REQUIRED TASK: Locate all lines in the data below that hold "czas" and show them.

(Extracts from a graphics dataset)
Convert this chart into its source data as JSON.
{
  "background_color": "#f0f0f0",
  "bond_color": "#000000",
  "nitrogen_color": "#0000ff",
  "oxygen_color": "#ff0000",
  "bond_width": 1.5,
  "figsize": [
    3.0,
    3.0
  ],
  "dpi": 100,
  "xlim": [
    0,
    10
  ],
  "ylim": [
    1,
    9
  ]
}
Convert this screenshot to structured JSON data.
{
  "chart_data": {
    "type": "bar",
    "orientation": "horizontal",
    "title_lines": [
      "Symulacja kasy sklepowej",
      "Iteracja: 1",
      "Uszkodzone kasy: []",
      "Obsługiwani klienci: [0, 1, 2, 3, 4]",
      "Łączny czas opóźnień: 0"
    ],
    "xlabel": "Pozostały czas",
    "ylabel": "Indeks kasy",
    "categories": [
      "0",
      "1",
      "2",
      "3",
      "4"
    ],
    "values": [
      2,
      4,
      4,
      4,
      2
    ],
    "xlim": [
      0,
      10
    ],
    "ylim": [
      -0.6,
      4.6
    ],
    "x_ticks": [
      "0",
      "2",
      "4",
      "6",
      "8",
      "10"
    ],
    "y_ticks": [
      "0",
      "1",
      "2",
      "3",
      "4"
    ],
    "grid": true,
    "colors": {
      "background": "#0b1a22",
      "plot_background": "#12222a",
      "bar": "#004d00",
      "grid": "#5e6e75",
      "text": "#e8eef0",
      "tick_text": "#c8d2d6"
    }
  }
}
* * *
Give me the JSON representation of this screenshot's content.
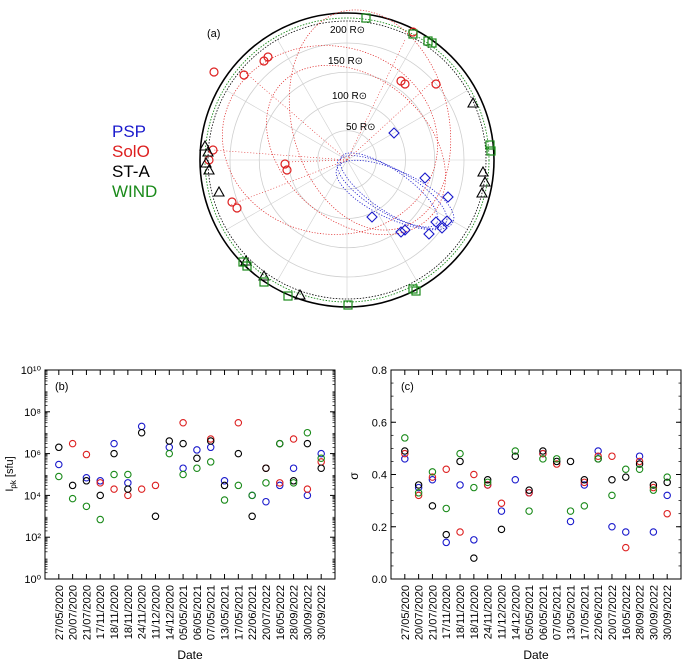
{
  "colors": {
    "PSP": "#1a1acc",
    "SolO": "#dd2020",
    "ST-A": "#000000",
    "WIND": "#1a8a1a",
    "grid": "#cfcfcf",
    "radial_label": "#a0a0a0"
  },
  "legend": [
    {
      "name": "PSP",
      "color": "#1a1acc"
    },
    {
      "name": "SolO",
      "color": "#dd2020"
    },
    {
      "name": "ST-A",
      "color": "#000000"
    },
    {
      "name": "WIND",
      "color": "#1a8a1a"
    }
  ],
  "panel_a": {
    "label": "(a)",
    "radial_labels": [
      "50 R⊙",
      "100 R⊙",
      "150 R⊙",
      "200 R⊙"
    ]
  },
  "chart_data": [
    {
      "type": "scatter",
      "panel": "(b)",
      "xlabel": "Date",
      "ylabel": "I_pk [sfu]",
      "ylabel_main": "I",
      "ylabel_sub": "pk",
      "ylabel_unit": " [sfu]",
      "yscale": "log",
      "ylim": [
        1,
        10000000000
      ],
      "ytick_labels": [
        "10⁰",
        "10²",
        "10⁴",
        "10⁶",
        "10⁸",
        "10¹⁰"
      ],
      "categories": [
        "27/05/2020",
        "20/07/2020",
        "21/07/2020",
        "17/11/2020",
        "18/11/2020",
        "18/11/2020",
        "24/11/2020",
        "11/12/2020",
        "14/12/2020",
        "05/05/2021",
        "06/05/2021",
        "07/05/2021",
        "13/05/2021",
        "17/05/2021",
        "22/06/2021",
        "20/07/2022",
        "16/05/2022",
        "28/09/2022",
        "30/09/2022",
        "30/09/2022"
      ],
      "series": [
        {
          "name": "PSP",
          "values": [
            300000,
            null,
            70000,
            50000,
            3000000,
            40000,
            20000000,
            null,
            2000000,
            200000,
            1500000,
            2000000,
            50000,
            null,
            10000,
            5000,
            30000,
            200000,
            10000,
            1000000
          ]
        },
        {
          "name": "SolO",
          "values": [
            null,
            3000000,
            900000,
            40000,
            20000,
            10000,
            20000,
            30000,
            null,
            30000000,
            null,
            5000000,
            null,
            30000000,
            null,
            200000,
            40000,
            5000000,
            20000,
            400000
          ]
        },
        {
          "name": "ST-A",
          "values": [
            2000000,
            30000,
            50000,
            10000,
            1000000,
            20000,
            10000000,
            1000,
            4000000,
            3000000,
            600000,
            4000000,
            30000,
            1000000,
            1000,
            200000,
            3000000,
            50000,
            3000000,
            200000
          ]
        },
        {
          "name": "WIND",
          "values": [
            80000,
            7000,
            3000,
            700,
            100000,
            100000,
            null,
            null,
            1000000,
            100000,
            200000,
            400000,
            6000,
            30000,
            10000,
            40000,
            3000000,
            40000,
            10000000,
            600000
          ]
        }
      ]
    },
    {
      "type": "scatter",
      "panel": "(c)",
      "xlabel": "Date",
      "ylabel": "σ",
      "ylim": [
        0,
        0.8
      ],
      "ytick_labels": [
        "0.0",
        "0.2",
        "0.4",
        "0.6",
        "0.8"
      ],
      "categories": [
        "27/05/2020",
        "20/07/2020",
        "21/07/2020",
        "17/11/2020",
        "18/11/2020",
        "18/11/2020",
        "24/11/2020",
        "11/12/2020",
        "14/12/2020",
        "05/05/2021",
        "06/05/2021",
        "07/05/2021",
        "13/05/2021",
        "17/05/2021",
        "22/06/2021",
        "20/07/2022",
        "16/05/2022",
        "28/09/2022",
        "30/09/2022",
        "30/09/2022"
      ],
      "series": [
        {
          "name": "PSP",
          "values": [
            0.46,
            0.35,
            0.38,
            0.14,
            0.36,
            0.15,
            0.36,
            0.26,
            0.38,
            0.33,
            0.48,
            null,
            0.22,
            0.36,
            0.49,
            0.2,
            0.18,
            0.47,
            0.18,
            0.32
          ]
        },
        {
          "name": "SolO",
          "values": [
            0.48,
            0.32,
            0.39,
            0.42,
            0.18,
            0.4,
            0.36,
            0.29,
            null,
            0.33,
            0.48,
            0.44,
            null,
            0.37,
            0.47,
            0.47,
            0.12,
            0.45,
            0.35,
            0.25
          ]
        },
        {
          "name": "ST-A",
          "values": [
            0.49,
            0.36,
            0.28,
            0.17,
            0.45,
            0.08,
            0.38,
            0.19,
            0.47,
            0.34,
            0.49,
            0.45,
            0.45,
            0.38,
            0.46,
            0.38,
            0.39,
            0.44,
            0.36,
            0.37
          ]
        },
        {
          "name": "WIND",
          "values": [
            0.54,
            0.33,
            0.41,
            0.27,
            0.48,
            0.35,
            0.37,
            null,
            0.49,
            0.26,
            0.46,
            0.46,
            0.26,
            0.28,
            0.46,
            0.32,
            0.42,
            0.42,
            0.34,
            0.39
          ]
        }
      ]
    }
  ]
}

WRITTEN SOLUTION:
      "Łączny czas opóźnień: 0"
    "xlabel": "Pozostały czas",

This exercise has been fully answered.